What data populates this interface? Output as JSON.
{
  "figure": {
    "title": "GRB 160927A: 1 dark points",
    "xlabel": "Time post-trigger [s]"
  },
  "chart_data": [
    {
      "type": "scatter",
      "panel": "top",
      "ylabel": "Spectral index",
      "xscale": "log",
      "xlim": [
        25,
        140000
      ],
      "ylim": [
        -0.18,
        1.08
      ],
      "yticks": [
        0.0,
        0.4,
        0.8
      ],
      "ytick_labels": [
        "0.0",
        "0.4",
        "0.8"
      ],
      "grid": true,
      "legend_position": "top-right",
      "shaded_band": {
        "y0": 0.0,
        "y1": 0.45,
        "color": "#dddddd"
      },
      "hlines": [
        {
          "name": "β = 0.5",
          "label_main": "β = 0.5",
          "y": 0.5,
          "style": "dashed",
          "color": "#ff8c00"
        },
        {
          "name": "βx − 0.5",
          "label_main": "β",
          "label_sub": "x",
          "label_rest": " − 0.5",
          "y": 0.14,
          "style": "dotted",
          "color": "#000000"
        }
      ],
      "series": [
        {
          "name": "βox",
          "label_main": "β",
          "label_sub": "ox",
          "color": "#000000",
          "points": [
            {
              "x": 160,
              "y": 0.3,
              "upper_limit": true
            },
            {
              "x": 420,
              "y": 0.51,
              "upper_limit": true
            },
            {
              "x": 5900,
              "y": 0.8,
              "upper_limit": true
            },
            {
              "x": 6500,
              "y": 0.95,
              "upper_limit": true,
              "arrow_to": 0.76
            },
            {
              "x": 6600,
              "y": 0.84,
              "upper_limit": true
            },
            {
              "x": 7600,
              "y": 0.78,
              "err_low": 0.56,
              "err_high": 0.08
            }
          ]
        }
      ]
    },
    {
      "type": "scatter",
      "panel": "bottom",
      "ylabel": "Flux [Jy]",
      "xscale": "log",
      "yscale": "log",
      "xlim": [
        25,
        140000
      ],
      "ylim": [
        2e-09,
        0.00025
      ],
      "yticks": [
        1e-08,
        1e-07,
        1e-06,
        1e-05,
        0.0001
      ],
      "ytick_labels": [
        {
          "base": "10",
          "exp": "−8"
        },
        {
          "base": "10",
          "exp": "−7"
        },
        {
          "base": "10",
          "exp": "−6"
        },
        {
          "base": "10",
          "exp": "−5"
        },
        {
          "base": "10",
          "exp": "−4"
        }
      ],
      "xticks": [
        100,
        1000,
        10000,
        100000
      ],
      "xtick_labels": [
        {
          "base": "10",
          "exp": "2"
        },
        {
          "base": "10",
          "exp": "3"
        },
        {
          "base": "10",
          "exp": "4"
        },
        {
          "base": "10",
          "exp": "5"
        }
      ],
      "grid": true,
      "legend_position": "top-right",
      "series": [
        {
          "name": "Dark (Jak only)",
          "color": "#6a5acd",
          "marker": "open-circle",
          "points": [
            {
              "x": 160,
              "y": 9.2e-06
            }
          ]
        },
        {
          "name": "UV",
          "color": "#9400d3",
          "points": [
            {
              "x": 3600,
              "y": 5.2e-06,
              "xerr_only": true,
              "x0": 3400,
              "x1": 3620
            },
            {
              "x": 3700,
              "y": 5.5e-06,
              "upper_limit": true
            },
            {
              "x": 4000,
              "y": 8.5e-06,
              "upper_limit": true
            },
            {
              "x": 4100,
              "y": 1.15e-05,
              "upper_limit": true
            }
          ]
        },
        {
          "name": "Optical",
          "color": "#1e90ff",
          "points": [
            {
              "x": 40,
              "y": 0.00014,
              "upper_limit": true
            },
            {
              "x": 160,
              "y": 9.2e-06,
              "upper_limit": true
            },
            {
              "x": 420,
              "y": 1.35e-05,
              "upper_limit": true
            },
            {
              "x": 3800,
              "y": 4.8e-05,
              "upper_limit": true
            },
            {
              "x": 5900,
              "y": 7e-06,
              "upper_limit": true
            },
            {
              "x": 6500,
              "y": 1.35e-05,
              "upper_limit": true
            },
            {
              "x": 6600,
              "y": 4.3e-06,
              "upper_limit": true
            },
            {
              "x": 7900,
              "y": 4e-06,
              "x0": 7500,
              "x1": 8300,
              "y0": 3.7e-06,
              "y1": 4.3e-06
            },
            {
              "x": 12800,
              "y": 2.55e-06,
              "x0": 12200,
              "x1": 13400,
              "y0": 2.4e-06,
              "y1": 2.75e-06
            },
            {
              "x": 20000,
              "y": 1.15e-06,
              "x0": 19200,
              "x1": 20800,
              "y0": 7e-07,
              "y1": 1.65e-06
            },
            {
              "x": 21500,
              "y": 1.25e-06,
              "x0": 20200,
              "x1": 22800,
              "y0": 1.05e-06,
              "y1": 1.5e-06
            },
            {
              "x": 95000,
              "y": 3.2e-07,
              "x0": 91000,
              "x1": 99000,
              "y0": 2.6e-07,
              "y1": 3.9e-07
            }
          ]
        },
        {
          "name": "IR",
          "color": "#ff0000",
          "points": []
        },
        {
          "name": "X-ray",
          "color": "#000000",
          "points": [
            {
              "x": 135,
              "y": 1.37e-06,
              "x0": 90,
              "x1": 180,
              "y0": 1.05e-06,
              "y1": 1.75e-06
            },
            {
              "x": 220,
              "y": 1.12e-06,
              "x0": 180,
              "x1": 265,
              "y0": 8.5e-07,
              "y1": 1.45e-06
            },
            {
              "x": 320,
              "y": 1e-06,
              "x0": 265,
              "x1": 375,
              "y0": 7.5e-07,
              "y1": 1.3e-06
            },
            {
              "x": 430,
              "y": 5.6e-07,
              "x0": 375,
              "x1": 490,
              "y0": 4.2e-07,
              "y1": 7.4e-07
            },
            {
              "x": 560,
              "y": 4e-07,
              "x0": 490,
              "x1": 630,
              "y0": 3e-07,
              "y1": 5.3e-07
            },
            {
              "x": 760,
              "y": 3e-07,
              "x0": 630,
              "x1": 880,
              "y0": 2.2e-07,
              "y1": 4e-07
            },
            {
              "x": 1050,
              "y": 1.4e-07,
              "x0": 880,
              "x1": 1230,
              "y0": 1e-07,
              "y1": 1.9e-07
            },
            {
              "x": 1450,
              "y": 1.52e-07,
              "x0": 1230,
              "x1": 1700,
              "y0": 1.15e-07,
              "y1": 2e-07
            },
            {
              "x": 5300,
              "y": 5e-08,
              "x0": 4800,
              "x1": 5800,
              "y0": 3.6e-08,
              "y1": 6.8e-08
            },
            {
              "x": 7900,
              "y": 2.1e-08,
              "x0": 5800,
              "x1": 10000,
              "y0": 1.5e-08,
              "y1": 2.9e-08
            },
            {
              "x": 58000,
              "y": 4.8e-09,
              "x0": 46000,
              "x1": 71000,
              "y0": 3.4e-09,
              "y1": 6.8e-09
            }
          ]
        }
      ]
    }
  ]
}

**TASK TO COMPLETE:**
Type the whole listing again, unaltered.

**SOLUTION:**
What data populates this interface? Output as JSON.
{
  "figure": {
    "title": "GRB 160927A: 1 dark points",
    "xlabel": "Time post-trigger [s]"
  },
  "chart_data": [
    {
      "type": "scatter",
      "panel": "top",
      "ylabel": "Spectral index",
      "xscale": "log",
      "xlim": [
        25,
        140000
      ],
      "ylim": [
        -0.18,
        1.08
      ],
      "yticks": [
        0.0,
        0.4,
        0.8
      ],
      "ytick_labels": [
        "0.0",
        "0.4",
        "0.8"
      ],
      "grid": true,
      "legend_position": "top-right",
      "shaded_band": {
        "y0": 0.0,
        "y1": 0.45,
        "color": "#dddddd"
      },
      "hlines": [
        {
          "name": "β = 0.5",
          "label_main": "β = 0.5",
          "y": 0.5,
          "style": "dashed",
          "color": "#ff8c00"
        },
        {
          "name": "βx − 0.5",
          "label_main": "β",
          "label_sub": "x",
          "label_rest": " − 0.5",
          "y": 0.14,
          "style": "dotted",
          "color": "#000000"
        }
      ],
      "series": [
        {
          "name": "βox",
          "label_main": "β",
          "label_sub": "ox",
          "color": "#000000",
          "points": [
            {
              "x": 160,
              "y": 0.3,
              "upper_limit": true
            },
            {
              "x": 420,
              "y": 0.51,
              "upper_limit": true
            },
            {
              "x": 5900,
              "y": 0.8,
              "upper_limit": true
            },
            {
              "x": 6500,
              "y": 0.95,
              "upper_limit": true,
              "arrow_to": 0.76
            },
            {
              "x": 6600,
              "y": 0.84,
              "upper_limit": true
            },
            {
              "x": 7600,
              "y": 0.78,
              "err_low": 0.56,
              "err_high": 0.08
            }
          ]
        }
      ]
    },
    {
      "type": "scatter",
      "panel": "bottom",
      "ylabel": "Flux [Jy]",
      "xscale": "log",
      "yscale": "log",
      "xlim": [
        25,
        140000
      ],
      "ylim": [
        2e-09,
        0.00025
      ],
      "yticks": [
        1e-08,
        1e-07,
        1e-06,
        1e-05,
        0.0001
      ],
      "ytick_labels": [
        {
          "base": "10",
          "exp": "−8"
        },
        {
          "base": "10",
          "exp": "−7"
        },
        {
          "base": "10",
          "exp": "−6"
        },
        {
          "base": "10",
          "exp": "−5"
        },
        {
          "base": "10",
          "exp": "−4"
        }
      ],
      "xticks": [
        100,
        1000,
        10000,
        100000
      ],
      "xtick_labels": [
        {
          "base": "10",
          "exp": "2"
        },
        {
          "base": "10",
          "exp": "3"
        },
        {
          "base": "10",
          "exp": "4"
        },
        {
          "base": "10",
          "exp": "5"
        }
      ],
      "grid": true,
      "legend_position": "top-right",
      "series": [
        {
          "name": "Dark (Jak only)",
          "color": "#6a5acd",
          "marker": "open-circle",
          "points": [
            {
              "x": 160,
              "y": 9.2e-06
            }
          ]
        },
        {
          "name": "UV",
          "color": "#9400d3",
          "points": [
            {
              "x": 3600,
              "y": 5.2e-06,
              "xerr_only": true,
              "x0": 3400,
              "x1": 3620
            },
            {
              "x": 3700,
              "y": 5.5e-06,
              "upper_limit": true
            },
            {
              "x": 4000,
              "y": 8.5e-06,
              "upper_limit": true
            },
            {
              "x": 4100,
              "y": 1.15e-05,
              "upper_limit": true
            }
          ]
        },
        {
          "name": "Optical",
          "color": "#1e90ff",
          "points": [
            {
              "x": 40,
              "y": 0.00014,
              "upper_limit": true
            },
            {
              "x": 160,
              "y": 9.2e-06,
              "upper_limit": true
            },
            {
              "x": 420,
              "y": 1.35e-05,
              "upper_limit": true
            },
            {
              "x": 3800,
              "y": 4.8e-05,
              "upper_limit": true
            },
            {
              "x": 5900,
              "y": 7e-06,
              "upper_limit": true
            },
            {
              "x": 6500,
              "y": 1.35e-05,
              "upper_limit": true
            },
            {
              "x": 6600,
              "y": 4.3e-06,
              "upper_limit": true
            },
            {
              "x": 7900,
              "y": 4e-06,
              "x0": 7500,
              "x1": 8300,
              "y0": 3.7e-06,
              "y1": 4.3e-06
            },
            {
              "x": 12800,
              "y": 2.55e-06,
              "x0": 12200,
              "x1": 13400,
              "y0": 2.4e-06,
              "y1": 2.75e-06
            },
            {
              "x": 20000,
              "y": 1.15e-06,
              "x0": 19200,
              "x1": 20800,
              "y0": 7e-07,
              "y1": 1.65e-06
            },
            {
              "x": 21500,
              "y": 1.25e-06,
              "x0": 20200,
              "x1": 22800,
              "y0": 1.05e-06,
              "y1": 1.5e-06
            },
            {
              "x": 95000,
              "y": 3.2e-07,
              "x0": 91000,
              "x1": 99000,
              "y0": 2.6e-07,
              "y1": 3.9e-07
            }
          ]
        },
        {
          "name": "IR",
          "color": "#ff0000",
          "points": []
        },
        {
          "name": "X-ray",
          "color": "#000000",
          "points": [
            {
              "x": 135,
              "y": 1.37e-06,
              "x0": 90,
              "x1": 180,
              "y0": 1.05e-06,
              "y1": 1.75e-06
            },
            {
              "x": 220,
              "y": 1.12e-06,
              "x0": 180,
              "x1": 265,
              "y0": 8.5e-07,
              "y1": 1.45e-06
            },
            {
              "x": 320,
              "y": 1e-06,
              "x0": 265,
              "x1": 375,
              "y0": 7.5e-07,
              "y1": 1.3e-06
            },
            {
              "x": 430,
              "y": 5.6e-07,
              "x0": 375,
              "x1": 490,
              "y0": 4.2e-07,
              "y1": 7.4e-07
            },
            {
              "x": 560,
              "y": 4e-07,
              "x0": 490,
              "x1": 630,
              "y0": 3e-07,
              "y1": 5.3e-07
            },
            {
              "x": 760,
              "y": 3e-07,
              "x0": 630,
              "x1": 880,
              "y0": 2.2e-07,
              "y1": 4e-07
            },
            {
              "x": 1050,
              "y": 1.4e-07,
              "x0": 880,
              "x1": 1230,
              "y0": 1e-07,
              "y1": 1.9e-07
            },
            {
              "x": 1450,
              "y": 1.52e-07,
              "x0": 1230,
              "x1": 1700,
              "y0": 1.15e-07,
              "y1": 2e-07
            },
            {
              "x": 5300,
              "y": 5e-08,
              "x0": 4800,
              "x1": 5800,
              "y0": 3.6e-08,
              "y1": 6.8e-08
            },
            {
              "x": 7900,
              "y": 2.1e-08,
              "x0": 5800,
              "x1": 10000,
              "y0": 1.5e-08,
              "y1": 2.9e-08
            },
            {
              "x": 58000,
              "y": 4.8e-09,
              "x0": 46000,
              "x1": 71000,
              "y0": 3.4e-09,
              "y1": 6.8e-09
            }
          ]
        }
      ]
    }
  ]
}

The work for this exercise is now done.